* BEGIN Data section *
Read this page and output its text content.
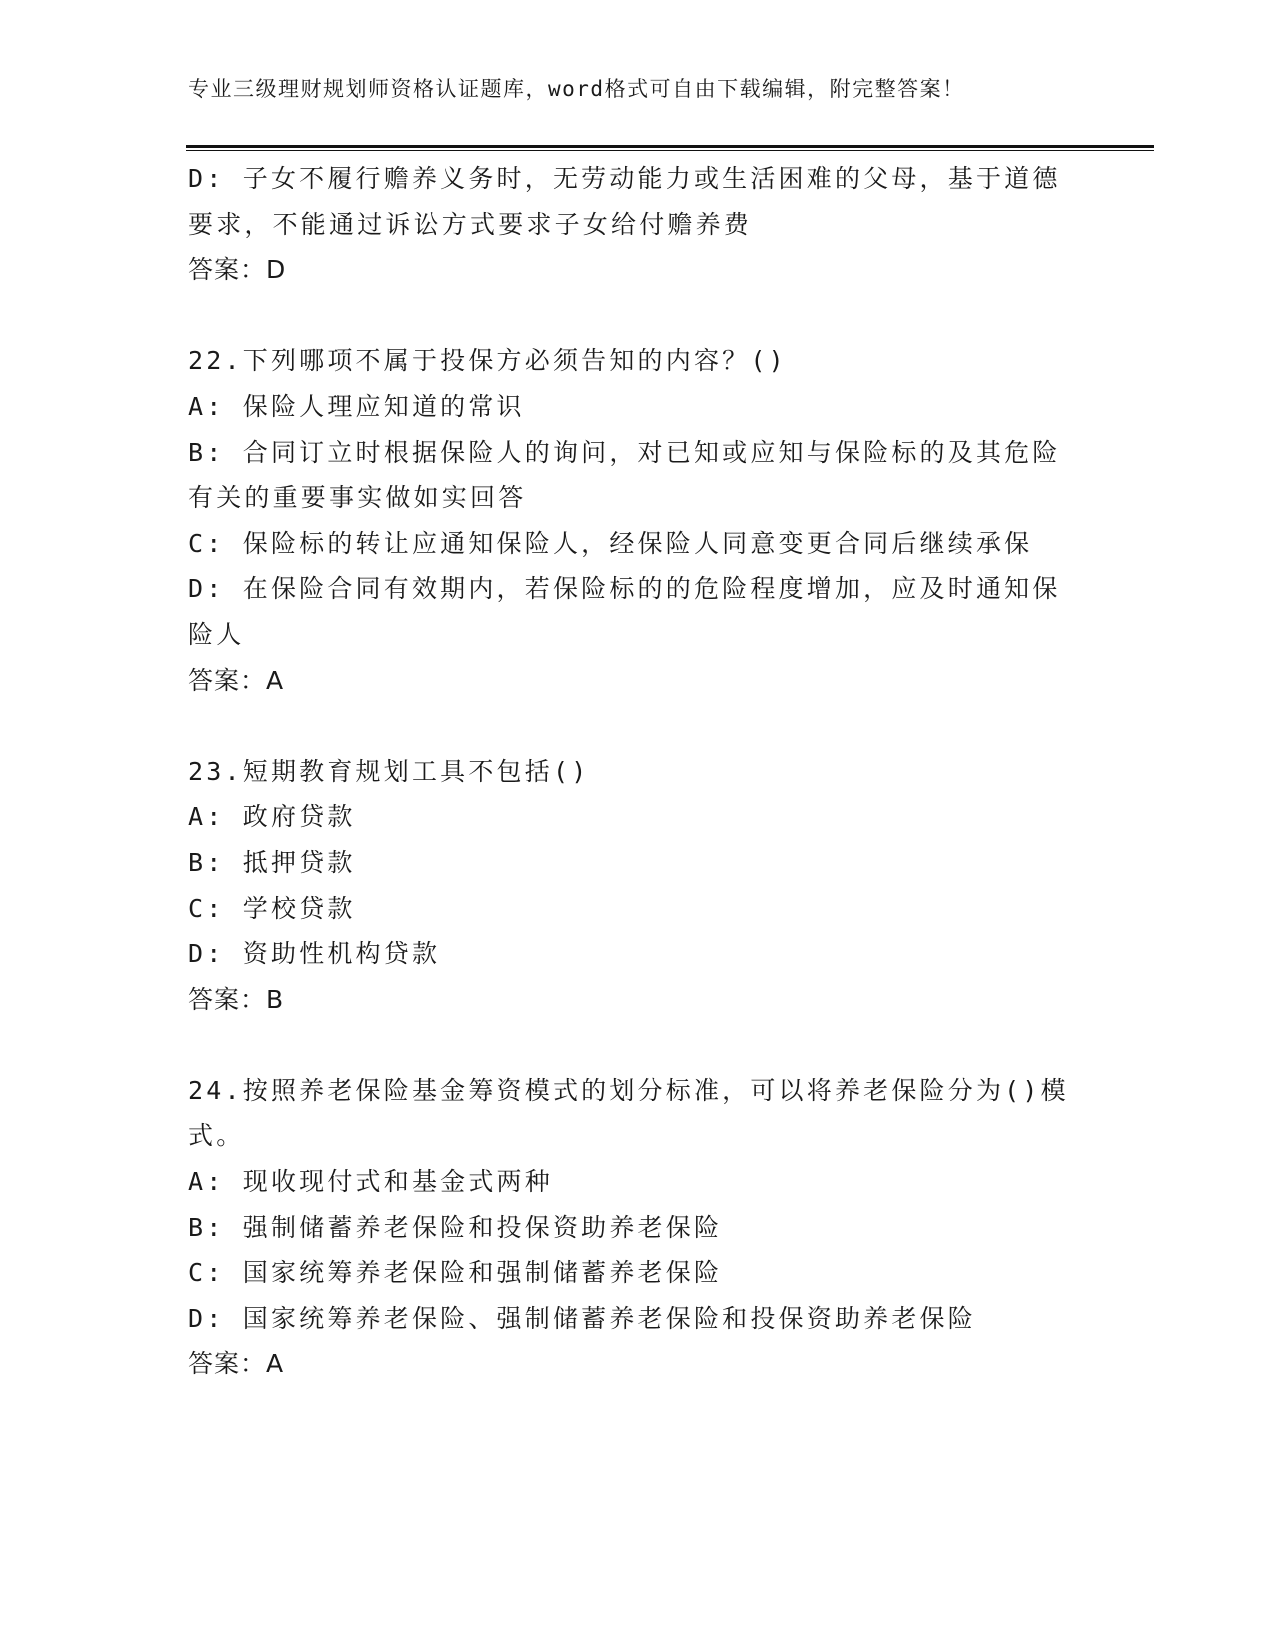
专业三级理财规划师资格认证题库，word格式可自由下载编辑，附完整答案！
D: 子女不履行赡养义务时，无劳动能力或生活困难的父母，基于道德
要求，不能通过诉讼方式要求子女给付赡养费
答案：D
22.下列哪项不属于投保方必须告知的内容？()
A: 保险人理应知道的常识
B: 合同订立时根据保险人的询问，对已知或应知与保险标的及其危险
有关的重要事实做如实回答
C: 保险标的转让应通知保险人，经保险人同意变更合同后继续承保
D: 在保险合同有效期内，若保险标的的危险程度增加，应及时通知保
险人
答案：A
23.短期教育规划工具不包括()
A: 政府贷款
B: 抵押贷款
C: 学校贷款
D: 资助性机构贷款
答案：B
24.按照养老保险基金筹资模式的划分标准，可以将养老保险分为()模
式。
A: 现收现付式和基金式两种
B: 强制储蓄养老保险和投保资助养老保险
C: 国家统筹养老保险和强制储蓄养老保险
D: 国家统筹养老保险、强制储蓄养老保险和投保资助养老保险
答案：A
* END Data section *
--- What to do ---
Reproduce the full listing faithfully, but do not carry over any pictures.

--- Response ---
Read this page and output its text content.
专业三级理财规划师资格认证题库，word格式可自由下载编辑，附完整答案！
D: 子女不履行赡养义务时，无劳动能力或生活困难的父母，基于道德
要求，不能通过诉讼方式要求子女给付赡养费
答案：D
22.下列哪项不属于投保方必须告知的内容？()
A: 保险人理应知道的常识
B: 合同订立时根据保险人的询问，对已知或应知与保险标的及其危险
有关的重要事实做如实回答
C: 保险标的转让应通知保险人，经保险人同意变更合同后继续承保
D: 在保险合同有效期内，若保险标的的危险程度增加，应及时通知保
险人
答案：A
23.短期教育规划工具不包括()
A: 政府贷款
B: 抵押贷款
C: 学校贷款
D: 资助性机构贷款
答案：B
24.按照养老保险基金筹资模式的划分标准，可以将养老保险分为()模
式。
A: 现收现付式和基金式两种
B: 强制储蓄养老保险和投保资助养老保险
C: 国家统筹养老保险和强制储蓄养老保险
D: 国家统筹养老保险、强制储蓄养老保险和投保资助养老保险
答案：A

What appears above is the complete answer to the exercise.